> **Instructions to follow**
Determine how many lines in the data below contain "monitor" and write only that number.

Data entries

----

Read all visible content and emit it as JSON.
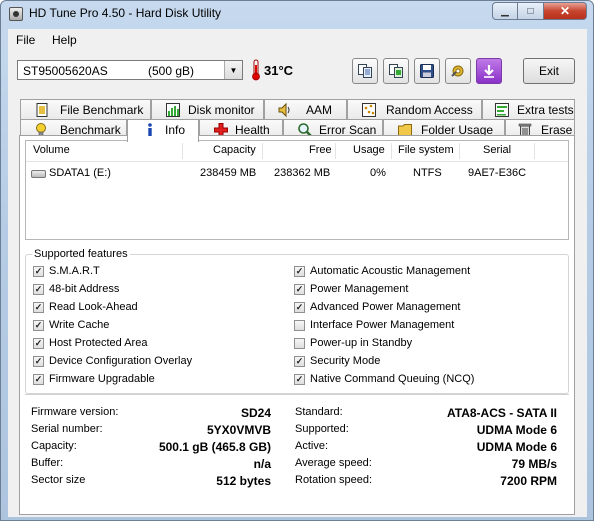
{
  "window": {
    "title": "HD Tune Pro 4.50 - Hard Disk Utility"
  },
  "menu": {
    "file": "File",
    "help": "Help"
  },
  "toolbar": {
    "drive_model": "ST95005620AS",
    "drive_size": "(500 gB)",
    "temperature": "31°C",
    "exit_label": "Exit"
  },
  "tabs_top": [
    {
      "label": "File Benchmark",
      "icon": "file-benchmark-icon"
    },
    {
      "label": "Disk monitor",
      "icon": "disk-monitor-icon"
    },
    {
      "label": "AAM",
      "icon": "speaker-icon"
    },
    {
      "label": "Random Access",
      "icon": "random-access-icon"
    },
    {
      "label": "Extra tests",
      "icon": "extra-tests-icon"
    }
  ],
  "tabs_bottom": [
    {
      "label": "Benchmark",
      "icon": "lightbulb-icon"
    },
    {
      "label": "Info",
      "icon": "info-icon",
      "active": true
    },
    {
      "label": "Health",
      "icon": "health-cross-icon"
    },
    {
      "label": "Error Scan",
      "icon": "magnifier-icon"
    },
    {
      "label": "Folder Usage",
      "icon": "folder-icon"
    },
    {
      "label": "Erase",
      "icon": "trash-icon"
    }
  ],
  "volume_table": {
    "columns": [
      "Volume",
      "Capacity",
      "Free",
      "Usage",
      "File system",
      "Serial"
    ],
    "rows": [
      {
        "volume": "SDATA1 (E:)",
        "capacity": "238459 MB",
        "free": "238362 MB",
        "usage": "0%",
        "fs": "NTFS",
        "serial": "9AE7-E36C"
      }
    ]
  },
  "features": {
    "title": "Supported features",
    "left": [
      {
        "label": "S.M.A.R.T",
        "checked": true
      },
      {
        "label": "48-bit Address",
        "checked": true
      },
      {
        "label": "Read Look-Ahead",
        "checked": true
      },
      {
        "label": "Write Cache",
        "checked": true
      },
      {
        "label": "Host Protected Area",
        "checked": true
      },
      {
        "label": "Device Configuration Overlay",
        "checked": true
      },
      {
        "label": "Firmware Upgradable",
        "checked": true
      }
    ],
    "right": [
      {
        "label": "Automatic Acoustic Management",
        "checked": true
      },
      {
        "label": "Power Management",
        "checked": true
      },
      {
        "label": "Advanced Power Management",
        "checked": true
      },
      {
        "label": "Interface Power Management",
        "checked": false
      },
      {
        "label": "Power-up in Standby",
        "checked": false
      },
      {
        "label": "Security Mode",
        "checked": true
      },
      {
        "label": "Native Command Queuing (NCQ)",
        "checked": true
      }
    ]
  },
  "info": {
    "left": [
      {
        "label": "Firmware version:",
        "value": "SD24"
      },
      {
        "label": "Serial number:",
        "value": "5YX0VMVB"
      },
      {
        "label": "Capacity:",
        "value": "500.1 gB (465.8 GB)"
      },
      {
        "label": "Buffer:",
        "value": "n/a"
      },
      {
        "label": "Sector size",
        "value": "512 bytes"
      }
    ],
    "right": [
      {
        "label": "Standard:",
        "value": "ATA8-ACS - SATA II"
      },
      {
        "label": "Supported:",
        "value": "UDMA Mode 6"
      },
      {
        "label": "Active:",
        "value": "UDMA Mode 6"
      },
      {
        "label": "Average speed:",
        "value": "79 MB/s"
      },
      {
        "label": "Rotation speed:",
        "value": "7200 RPM"
      }
    ]
  }
}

----

> **Result of the task**
2